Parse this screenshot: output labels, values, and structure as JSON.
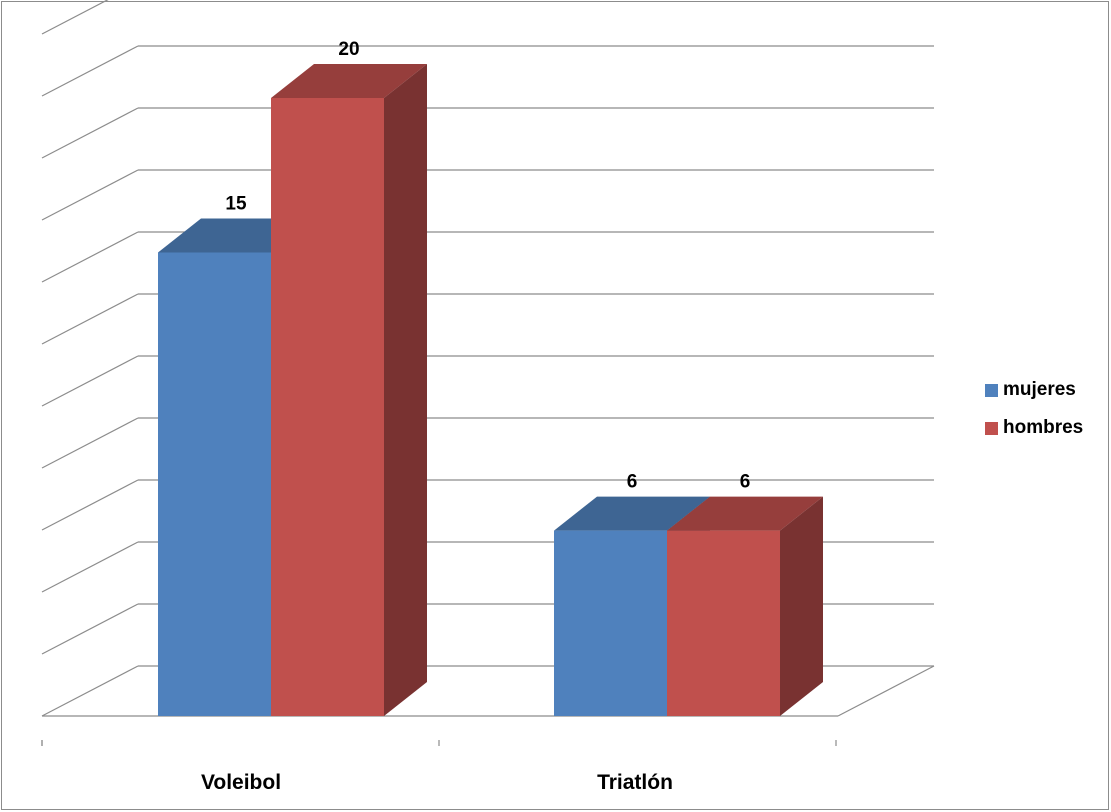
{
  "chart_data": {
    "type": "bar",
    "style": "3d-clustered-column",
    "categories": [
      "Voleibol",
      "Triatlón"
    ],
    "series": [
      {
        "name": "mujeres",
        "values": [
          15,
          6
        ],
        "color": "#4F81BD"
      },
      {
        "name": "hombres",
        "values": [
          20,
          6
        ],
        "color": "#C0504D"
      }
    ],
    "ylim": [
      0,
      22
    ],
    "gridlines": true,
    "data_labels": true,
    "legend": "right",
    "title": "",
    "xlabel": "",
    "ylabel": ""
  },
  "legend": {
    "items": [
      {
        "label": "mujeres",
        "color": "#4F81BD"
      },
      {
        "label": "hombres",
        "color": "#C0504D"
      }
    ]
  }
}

...

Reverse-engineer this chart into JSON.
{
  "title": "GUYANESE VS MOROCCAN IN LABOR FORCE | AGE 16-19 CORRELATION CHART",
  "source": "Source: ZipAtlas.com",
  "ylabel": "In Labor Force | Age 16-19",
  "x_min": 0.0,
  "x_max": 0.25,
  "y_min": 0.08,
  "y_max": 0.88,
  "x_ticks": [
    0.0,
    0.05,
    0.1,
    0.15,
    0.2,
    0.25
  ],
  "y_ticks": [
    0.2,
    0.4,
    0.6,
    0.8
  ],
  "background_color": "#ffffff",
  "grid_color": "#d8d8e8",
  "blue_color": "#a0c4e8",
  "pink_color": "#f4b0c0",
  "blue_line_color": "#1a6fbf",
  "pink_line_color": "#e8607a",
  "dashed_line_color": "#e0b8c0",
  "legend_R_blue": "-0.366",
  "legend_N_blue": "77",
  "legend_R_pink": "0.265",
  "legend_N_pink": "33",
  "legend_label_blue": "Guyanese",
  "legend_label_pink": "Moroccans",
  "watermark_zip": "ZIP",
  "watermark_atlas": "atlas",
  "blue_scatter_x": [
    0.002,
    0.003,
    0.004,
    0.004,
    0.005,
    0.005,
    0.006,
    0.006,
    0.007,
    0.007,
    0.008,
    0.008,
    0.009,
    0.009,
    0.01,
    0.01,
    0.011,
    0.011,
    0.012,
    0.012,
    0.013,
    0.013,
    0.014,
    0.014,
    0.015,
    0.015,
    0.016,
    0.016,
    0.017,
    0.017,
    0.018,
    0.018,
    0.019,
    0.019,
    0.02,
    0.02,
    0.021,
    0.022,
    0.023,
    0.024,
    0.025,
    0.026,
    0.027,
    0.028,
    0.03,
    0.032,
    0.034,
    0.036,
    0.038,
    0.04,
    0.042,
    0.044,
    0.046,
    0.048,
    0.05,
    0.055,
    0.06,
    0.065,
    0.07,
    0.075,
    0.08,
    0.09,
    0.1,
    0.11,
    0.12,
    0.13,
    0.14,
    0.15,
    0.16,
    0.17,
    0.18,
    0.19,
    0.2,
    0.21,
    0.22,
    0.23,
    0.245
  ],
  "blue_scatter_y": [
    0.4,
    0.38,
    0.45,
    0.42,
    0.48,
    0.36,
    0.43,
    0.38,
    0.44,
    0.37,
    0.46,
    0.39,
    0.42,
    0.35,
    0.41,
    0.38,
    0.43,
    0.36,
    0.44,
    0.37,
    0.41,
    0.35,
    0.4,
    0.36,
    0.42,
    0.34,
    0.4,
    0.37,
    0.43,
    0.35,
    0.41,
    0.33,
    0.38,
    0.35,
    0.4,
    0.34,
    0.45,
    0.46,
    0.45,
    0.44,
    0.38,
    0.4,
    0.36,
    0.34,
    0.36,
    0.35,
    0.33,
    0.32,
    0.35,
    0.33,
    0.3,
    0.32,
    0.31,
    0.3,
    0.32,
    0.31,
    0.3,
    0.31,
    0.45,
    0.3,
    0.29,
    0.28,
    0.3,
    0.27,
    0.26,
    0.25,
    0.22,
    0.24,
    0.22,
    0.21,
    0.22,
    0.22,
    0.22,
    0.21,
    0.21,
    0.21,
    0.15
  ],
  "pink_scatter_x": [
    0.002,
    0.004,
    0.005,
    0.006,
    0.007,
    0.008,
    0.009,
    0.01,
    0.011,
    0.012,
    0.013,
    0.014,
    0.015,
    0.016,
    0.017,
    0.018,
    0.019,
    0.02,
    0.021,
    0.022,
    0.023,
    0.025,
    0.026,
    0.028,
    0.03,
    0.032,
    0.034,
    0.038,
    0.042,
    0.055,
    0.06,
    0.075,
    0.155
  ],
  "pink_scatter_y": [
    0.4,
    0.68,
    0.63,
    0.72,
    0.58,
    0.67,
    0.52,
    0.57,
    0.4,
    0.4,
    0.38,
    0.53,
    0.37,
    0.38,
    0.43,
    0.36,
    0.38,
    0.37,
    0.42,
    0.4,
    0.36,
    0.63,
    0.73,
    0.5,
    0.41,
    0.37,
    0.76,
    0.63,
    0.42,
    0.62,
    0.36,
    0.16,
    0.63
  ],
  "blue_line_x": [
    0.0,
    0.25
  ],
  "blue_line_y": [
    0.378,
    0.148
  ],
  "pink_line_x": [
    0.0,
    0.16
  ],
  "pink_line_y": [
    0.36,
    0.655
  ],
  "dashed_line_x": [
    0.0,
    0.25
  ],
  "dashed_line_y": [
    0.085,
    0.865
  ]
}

§ Aim
Pick out the lines containing the string "ylabel" and show them.

§ Exercise output
    "ylabel": ""
  "ylabel": "In Labor Force | Age 16-19",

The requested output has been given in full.